start Recorded information

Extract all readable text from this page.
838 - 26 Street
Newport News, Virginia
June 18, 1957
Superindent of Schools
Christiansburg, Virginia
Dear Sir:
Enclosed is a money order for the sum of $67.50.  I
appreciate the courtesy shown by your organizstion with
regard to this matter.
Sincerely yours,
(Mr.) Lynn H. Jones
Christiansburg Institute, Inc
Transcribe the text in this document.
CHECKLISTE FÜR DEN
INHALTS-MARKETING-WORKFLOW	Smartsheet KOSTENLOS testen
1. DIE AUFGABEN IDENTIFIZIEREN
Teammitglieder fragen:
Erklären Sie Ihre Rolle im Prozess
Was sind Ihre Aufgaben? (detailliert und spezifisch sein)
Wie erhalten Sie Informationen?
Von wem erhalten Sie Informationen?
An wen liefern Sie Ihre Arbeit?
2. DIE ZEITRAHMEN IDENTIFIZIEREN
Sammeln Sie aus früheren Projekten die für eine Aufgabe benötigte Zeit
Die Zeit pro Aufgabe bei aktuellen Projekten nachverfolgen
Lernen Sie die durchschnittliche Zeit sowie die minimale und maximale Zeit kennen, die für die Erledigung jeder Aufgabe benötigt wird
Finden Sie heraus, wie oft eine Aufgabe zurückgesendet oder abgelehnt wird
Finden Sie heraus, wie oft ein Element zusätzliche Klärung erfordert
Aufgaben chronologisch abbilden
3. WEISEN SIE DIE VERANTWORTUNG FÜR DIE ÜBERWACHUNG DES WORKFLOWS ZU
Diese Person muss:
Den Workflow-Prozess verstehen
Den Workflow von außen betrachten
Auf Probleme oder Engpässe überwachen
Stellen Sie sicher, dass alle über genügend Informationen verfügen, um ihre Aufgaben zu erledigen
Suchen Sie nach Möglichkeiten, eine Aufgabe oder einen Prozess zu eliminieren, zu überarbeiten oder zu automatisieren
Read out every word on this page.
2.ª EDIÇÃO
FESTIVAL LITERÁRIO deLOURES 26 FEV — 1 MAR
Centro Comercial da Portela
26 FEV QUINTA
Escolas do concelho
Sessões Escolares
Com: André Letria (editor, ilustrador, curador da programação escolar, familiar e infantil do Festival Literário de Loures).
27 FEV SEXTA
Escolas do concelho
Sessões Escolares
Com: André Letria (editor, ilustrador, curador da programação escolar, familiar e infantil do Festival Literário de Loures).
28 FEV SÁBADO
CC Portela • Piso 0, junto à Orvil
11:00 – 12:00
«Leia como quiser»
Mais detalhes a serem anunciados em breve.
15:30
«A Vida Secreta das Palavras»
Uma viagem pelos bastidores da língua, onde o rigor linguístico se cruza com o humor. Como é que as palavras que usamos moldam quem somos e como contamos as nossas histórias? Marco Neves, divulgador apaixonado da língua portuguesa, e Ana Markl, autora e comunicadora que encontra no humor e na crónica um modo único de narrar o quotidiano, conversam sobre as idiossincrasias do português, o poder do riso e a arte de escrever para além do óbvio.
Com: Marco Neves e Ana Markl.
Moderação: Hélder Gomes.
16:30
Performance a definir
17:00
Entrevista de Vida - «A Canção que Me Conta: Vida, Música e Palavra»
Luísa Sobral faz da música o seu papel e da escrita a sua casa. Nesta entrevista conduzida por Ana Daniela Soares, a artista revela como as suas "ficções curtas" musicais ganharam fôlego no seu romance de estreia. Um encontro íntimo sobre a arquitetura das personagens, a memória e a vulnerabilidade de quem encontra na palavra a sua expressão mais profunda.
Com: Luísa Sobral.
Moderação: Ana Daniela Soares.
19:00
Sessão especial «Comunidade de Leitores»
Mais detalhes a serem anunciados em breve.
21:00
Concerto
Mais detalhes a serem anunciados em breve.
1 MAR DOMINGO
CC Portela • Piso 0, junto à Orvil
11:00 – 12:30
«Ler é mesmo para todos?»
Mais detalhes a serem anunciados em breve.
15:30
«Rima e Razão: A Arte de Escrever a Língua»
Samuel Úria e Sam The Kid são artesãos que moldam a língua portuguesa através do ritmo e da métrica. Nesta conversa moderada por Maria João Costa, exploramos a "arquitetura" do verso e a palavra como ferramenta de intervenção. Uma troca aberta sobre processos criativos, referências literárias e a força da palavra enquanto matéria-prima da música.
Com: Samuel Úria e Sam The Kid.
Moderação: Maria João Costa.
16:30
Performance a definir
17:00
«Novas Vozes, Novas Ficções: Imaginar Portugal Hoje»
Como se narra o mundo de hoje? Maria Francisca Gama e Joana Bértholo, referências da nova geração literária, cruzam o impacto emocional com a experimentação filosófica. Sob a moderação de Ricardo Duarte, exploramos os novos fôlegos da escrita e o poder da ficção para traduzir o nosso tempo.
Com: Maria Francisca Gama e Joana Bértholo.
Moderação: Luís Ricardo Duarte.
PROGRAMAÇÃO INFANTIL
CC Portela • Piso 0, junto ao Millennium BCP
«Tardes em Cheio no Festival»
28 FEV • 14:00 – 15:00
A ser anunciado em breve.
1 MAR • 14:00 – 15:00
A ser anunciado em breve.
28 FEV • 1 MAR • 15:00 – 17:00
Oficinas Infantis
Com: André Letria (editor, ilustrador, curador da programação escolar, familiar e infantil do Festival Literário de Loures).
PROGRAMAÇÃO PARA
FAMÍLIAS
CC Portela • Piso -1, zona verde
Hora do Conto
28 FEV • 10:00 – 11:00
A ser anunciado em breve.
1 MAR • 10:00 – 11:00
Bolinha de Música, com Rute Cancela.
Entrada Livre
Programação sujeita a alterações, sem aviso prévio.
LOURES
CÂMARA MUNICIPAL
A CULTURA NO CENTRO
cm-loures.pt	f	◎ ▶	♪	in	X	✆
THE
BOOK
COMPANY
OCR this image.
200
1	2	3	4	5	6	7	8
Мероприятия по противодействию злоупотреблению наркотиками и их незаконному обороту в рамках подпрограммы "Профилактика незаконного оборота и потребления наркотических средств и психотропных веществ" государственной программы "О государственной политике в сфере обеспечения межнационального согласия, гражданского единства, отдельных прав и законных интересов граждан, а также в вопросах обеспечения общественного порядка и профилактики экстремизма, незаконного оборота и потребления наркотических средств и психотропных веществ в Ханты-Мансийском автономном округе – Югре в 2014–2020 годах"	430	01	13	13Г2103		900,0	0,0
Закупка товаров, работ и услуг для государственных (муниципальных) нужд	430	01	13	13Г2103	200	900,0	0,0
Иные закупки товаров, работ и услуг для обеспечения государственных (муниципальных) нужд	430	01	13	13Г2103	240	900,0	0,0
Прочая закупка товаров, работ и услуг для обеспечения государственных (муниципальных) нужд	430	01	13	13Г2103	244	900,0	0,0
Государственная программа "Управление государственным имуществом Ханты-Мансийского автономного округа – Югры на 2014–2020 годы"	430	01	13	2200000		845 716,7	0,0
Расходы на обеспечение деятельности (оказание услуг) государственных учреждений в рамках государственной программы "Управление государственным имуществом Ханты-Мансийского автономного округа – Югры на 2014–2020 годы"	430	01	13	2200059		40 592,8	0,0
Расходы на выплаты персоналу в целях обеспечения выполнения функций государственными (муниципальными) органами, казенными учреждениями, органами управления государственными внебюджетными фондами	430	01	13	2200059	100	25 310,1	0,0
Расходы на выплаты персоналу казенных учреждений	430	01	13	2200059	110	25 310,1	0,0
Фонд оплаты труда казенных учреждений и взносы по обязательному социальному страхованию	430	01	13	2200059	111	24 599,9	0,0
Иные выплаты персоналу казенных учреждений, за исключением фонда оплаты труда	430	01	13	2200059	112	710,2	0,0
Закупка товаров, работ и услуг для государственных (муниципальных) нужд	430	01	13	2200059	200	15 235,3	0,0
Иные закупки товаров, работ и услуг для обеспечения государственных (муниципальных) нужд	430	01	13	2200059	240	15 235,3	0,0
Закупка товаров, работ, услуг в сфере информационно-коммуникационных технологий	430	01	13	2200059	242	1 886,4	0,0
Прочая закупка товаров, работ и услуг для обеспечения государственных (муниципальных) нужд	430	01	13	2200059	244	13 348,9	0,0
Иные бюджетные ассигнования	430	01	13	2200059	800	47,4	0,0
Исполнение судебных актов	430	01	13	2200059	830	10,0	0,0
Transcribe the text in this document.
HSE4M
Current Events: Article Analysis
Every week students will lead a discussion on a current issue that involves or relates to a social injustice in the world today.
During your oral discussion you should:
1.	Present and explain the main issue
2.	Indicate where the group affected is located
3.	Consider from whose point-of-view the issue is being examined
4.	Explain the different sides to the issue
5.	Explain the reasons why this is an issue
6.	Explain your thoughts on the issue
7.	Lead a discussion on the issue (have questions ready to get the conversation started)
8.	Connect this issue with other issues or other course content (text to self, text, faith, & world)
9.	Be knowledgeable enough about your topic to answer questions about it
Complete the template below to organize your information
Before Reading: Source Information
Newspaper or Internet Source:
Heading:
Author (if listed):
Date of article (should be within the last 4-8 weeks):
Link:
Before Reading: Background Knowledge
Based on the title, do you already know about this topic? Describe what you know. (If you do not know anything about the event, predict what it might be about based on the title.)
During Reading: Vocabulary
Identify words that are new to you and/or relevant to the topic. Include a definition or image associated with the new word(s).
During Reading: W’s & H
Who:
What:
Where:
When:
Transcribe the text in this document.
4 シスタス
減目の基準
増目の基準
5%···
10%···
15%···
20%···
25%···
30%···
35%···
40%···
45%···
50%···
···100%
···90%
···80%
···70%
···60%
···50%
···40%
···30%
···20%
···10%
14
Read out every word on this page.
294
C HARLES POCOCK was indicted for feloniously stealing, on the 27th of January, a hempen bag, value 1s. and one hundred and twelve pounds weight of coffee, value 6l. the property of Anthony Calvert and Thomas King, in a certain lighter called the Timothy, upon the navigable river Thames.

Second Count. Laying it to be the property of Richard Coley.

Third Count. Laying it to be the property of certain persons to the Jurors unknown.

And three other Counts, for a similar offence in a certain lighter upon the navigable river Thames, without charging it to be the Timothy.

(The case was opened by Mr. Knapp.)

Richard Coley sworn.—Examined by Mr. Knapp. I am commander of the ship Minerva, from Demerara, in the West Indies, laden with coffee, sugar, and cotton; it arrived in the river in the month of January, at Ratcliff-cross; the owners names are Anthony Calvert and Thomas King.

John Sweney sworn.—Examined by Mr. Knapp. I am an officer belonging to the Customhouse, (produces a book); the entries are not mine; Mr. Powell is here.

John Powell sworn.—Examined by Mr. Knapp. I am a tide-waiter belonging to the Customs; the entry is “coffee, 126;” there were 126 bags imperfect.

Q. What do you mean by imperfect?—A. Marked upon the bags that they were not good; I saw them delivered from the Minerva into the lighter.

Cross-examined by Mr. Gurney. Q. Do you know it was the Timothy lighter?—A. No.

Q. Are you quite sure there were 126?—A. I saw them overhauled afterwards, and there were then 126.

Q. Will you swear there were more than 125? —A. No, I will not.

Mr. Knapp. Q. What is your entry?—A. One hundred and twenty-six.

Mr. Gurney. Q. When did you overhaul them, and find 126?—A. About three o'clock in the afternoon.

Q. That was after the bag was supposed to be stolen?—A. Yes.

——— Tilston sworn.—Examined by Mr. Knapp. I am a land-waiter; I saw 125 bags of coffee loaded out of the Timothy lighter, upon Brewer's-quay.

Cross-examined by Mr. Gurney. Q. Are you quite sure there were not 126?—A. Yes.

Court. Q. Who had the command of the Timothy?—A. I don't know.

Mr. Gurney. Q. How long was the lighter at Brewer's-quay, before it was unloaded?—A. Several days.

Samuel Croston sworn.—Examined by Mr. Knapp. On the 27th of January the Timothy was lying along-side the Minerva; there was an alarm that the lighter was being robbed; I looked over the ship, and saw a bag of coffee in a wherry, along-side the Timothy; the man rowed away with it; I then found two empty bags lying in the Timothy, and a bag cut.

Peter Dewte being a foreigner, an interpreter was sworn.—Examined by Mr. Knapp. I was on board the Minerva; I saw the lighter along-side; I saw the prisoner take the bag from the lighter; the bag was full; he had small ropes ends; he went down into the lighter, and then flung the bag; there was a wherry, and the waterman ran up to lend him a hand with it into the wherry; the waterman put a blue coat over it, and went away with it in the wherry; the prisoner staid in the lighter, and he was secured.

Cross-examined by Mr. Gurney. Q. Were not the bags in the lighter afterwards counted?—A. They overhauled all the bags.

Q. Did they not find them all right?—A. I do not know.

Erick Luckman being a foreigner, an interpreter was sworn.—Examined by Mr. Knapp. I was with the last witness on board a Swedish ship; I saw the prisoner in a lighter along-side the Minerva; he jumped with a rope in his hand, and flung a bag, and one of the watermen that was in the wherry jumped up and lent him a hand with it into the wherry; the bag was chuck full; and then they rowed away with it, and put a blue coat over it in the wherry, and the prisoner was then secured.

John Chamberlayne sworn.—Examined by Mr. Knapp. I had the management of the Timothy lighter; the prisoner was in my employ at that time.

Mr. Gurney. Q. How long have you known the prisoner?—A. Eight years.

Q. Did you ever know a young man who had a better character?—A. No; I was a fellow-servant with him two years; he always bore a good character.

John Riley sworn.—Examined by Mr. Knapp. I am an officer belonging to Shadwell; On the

end Recorded information

Track down every line with the word "full" and copy it.

Peter Dewte being a foreigner, an interpreter was sworn.—Examined by Mr. Knapp. I was on board the Minerva; I saw the lighter along-side; I saw the prisoner take the bag from the lighter; the bag was full; he had small ropes ends; he went down into the lighter, and then flung the bag; there was a wherry, and the waterman ran up to lend him a hand with it into the wherry; the waterman put a blue coat over it, and went away with it in the wherry; the prisoner staid in the lighter, and he was secured.
Erick Luckman being a foreigner, an interpreter was sworn.—Examined by Mr. Knapp. I was with the last witness on board a Swedish ship; I saw the prisoner in a lighter along-side the Minerva; he jumped with a rope in his hand, and flung a bag, and one of the watermen that was in the wherry jumped up and lent him a hand with it into the wherry; the bag was chuck full; and then they rowed away with it, and put a blue coat over it in the wherry, and the prisoner was then secured.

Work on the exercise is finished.